Begin Data for the task

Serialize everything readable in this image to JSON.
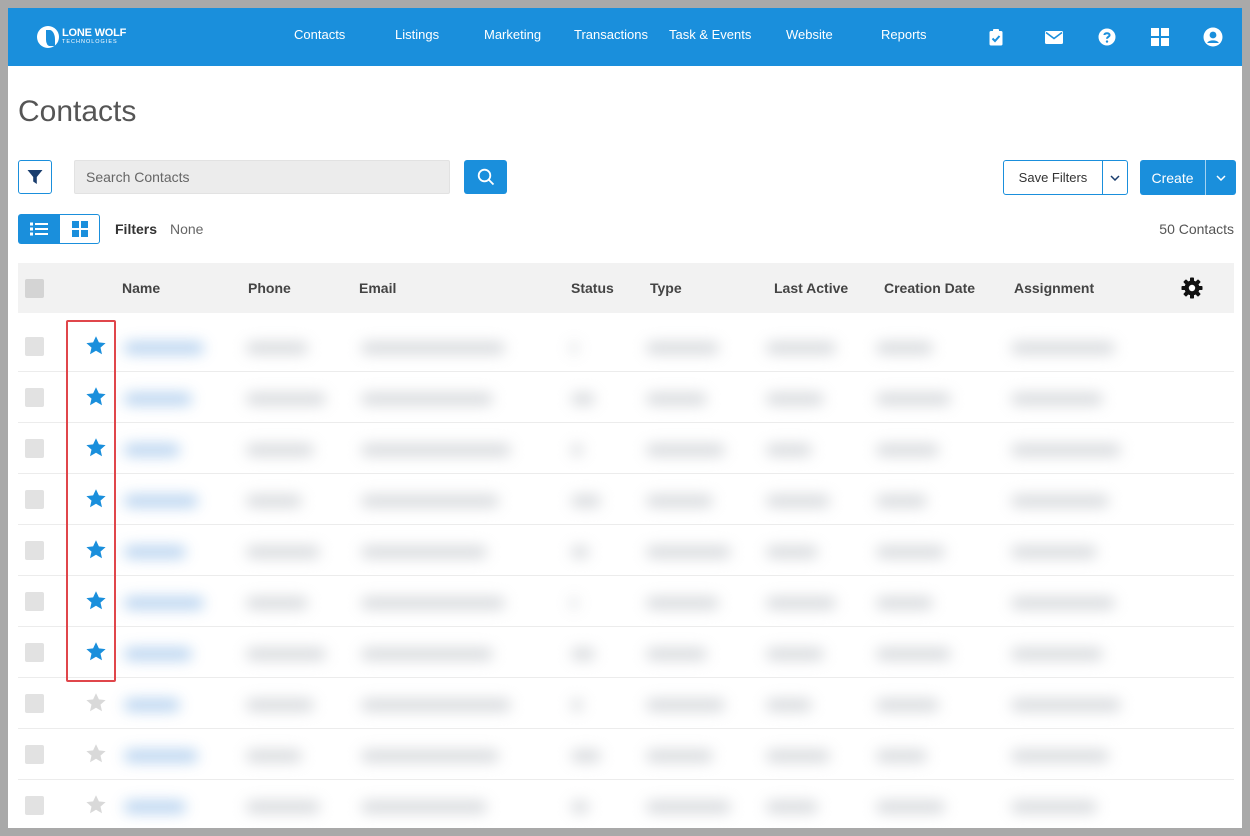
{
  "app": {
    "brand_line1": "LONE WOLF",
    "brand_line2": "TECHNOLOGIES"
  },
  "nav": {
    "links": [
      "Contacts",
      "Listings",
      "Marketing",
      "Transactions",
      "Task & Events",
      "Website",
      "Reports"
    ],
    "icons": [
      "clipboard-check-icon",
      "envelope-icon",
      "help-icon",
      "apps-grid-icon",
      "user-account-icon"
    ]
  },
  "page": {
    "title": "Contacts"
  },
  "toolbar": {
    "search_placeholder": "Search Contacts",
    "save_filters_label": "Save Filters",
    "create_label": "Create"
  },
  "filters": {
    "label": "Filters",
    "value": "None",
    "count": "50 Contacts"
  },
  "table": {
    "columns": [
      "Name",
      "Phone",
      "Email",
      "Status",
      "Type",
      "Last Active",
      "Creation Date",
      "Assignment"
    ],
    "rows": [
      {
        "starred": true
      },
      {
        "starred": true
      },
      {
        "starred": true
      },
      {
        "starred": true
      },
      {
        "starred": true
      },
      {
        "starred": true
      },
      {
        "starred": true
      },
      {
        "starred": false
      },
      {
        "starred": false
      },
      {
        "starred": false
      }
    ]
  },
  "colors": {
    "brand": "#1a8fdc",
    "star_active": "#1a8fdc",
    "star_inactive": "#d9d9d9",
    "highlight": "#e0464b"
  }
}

End Data for the task

### Your instructions:
Which lines of the material contain the string "Contacts"? List each of them.

### Output of the exercise:
      "Contacts",
    "title": "Contacts"
    "search_placeholder": "Search Contacts",
    "count": "50 Contacts"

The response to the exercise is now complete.